* [Prompt]:
Reproduce the records below verbatim, from their first line through the line containing "- series-lines: [80, 77, 433, 428]", with both ends included.

________________________________________

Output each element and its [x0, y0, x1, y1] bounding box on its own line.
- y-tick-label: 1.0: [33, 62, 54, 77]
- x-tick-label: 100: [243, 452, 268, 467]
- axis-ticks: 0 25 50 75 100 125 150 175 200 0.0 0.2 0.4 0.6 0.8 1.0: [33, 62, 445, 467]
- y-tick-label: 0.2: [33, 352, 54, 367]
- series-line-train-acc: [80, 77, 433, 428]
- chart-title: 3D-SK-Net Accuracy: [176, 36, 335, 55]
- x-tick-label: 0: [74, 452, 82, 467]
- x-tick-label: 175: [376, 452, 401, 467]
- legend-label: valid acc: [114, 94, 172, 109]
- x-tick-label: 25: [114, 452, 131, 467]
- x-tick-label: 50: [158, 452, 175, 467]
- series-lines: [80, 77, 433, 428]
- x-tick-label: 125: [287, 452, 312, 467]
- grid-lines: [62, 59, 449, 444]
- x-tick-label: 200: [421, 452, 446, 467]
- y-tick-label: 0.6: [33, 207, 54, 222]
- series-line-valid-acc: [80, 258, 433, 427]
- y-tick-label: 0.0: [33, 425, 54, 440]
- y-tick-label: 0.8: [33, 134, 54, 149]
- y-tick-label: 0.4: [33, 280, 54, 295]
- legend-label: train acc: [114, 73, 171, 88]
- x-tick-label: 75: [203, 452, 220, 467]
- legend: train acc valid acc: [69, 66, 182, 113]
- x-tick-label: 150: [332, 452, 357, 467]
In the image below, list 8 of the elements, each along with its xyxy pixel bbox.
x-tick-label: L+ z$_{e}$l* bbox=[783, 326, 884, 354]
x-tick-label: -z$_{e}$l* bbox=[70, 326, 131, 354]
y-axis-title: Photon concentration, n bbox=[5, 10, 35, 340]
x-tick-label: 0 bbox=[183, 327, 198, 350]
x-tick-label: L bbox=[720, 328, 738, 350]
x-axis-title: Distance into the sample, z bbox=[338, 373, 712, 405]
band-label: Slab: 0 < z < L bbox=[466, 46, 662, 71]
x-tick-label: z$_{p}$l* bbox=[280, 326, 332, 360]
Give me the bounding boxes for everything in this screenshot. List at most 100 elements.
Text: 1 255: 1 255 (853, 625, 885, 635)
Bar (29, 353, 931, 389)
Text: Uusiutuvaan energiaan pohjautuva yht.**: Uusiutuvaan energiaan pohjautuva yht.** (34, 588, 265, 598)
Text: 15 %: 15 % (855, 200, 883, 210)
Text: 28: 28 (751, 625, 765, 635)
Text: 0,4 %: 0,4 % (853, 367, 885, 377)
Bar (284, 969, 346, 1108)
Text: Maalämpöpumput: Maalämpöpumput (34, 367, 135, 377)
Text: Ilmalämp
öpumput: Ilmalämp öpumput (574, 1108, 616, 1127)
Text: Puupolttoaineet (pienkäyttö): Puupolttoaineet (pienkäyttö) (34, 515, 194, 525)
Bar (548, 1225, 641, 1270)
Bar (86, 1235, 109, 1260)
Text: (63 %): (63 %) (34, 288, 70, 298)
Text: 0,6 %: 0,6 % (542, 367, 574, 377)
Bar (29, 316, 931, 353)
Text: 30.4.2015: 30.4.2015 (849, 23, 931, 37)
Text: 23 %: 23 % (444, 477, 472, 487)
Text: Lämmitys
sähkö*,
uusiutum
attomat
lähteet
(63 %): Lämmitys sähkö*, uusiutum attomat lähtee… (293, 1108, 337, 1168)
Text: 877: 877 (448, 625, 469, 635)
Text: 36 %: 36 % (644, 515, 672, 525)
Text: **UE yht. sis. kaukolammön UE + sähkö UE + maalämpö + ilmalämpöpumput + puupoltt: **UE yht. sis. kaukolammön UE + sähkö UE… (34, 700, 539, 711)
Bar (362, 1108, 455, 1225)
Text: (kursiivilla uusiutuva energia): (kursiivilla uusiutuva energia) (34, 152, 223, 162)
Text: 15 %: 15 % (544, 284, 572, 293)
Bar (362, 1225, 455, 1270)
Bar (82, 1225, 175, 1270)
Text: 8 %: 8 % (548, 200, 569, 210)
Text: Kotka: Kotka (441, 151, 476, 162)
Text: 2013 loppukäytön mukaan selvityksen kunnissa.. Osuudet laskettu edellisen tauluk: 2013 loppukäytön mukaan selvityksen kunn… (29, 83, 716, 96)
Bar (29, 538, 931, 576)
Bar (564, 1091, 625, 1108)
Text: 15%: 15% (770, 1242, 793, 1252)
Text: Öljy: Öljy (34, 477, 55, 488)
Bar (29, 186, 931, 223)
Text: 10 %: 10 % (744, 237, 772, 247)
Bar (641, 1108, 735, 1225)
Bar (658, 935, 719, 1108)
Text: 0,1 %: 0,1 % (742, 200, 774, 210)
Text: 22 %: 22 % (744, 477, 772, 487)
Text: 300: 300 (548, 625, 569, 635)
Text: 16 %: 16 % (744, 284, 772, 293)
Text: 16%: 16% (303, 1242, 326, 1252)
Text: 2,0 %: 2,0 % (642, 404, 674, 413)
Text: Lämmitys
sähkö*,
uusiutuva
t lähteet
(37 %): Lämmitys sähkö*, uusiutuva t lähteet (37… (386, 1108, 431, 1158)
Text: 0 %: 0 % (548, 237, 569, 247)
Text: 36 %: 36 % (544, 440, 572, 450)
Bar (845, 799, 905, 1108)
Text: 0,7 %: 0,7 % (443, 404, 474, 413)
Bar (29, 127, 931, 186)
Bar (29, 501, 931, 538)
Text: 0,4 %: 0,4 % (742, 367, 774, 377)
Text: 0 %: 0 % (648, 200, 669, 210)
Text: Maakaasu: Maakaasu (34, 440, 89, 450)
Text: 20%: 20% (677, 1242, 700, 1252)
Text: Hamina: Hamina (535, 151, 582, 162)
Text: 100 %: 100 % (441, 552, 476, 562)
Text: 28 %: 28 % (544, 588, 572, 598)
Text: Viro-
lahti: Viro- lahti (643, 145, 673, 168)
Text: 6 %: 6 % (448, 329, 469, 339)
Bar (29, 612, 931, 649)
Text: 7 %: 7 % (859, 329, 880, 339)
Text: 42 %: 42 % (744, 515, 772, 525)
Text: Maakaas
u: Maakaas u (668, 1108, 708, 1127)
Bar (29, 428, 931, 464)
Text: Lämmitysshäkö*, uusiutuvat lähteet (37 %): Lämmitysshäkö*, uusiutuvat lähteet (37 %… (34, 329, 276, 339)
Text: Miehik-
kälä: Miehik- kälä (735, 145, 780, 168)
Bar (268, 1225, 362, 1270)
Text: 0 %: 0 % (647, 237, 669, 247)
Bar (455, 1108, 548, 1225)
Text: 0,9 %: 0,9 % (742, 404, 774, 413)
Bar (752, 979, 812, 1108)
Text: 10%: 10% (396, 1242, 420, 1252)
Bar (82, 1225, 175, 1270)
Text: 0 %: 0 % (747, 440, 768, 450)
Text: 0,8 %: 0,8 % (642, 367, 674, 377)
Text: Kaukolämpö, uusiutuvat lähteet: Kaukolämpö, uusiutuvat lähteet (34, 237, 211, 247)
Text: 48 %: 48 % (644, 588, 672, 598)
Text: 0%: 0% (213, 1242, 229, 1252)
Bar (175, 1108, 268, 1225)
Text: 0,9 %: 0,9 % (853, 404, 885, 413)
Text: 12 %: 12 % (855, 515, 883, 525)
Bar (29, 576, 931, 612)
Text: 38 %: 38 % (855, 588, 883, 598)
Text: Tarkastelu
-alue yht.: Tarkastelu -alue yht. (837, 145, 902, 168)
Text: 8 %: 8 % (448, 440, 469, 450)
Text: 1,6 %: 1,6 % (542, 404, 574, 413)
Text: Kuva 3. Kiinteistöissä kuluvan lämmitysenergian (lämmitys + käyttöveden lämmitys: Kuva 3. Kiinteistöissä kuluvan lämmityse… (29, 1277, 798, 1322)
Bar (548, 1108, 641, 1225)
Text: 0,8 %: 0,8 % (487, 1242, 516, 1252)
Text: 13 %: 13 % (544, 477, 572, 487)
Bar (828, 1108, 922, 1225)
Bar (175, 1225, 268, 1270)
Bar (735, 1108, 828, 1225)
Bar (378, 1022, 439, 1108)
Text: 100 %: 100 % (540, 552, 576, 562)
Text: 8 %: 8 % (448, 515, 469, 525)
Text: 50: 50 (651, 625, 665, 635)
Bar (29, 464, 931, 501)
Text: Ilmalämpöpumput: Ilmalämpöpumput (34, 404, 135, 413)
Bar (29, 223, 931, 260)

________________________________________

* [Response to the task]:
Output each element and its [x0, y0, x1, y1] bounding box on its own line.
- y-tick-label: 1.0: [33, 62, 54, 77]
- x-tick-label: 100: [243, 452, 268, 467]
- axis-ticks: 0 25 50 75 100 125 150 175 200 0.0 0.2 0.4 0.6 0.8 1.0: [33, 62, 445, 467]
- y-tick-label: 0.2: [33, 352, 54, 367]
- series-line-train-acc: [80, 77, 433, 428]
- chart-title: 3D-SK-Net Accuracy: [176, 36, 335, 55]
- x-tick-label: 0: [74, 452, 82, 467]
- x-tick-label: 175: [376, 452, 401, 467]
- legend-label: valid acc: [114, 94, 172, 109]
- x-tick-label: 25: [114, 452, 131, 467]
- x-tick-label: 50: [158, 452, 175, 467]
- series-lines: [80, 77, 433, 428]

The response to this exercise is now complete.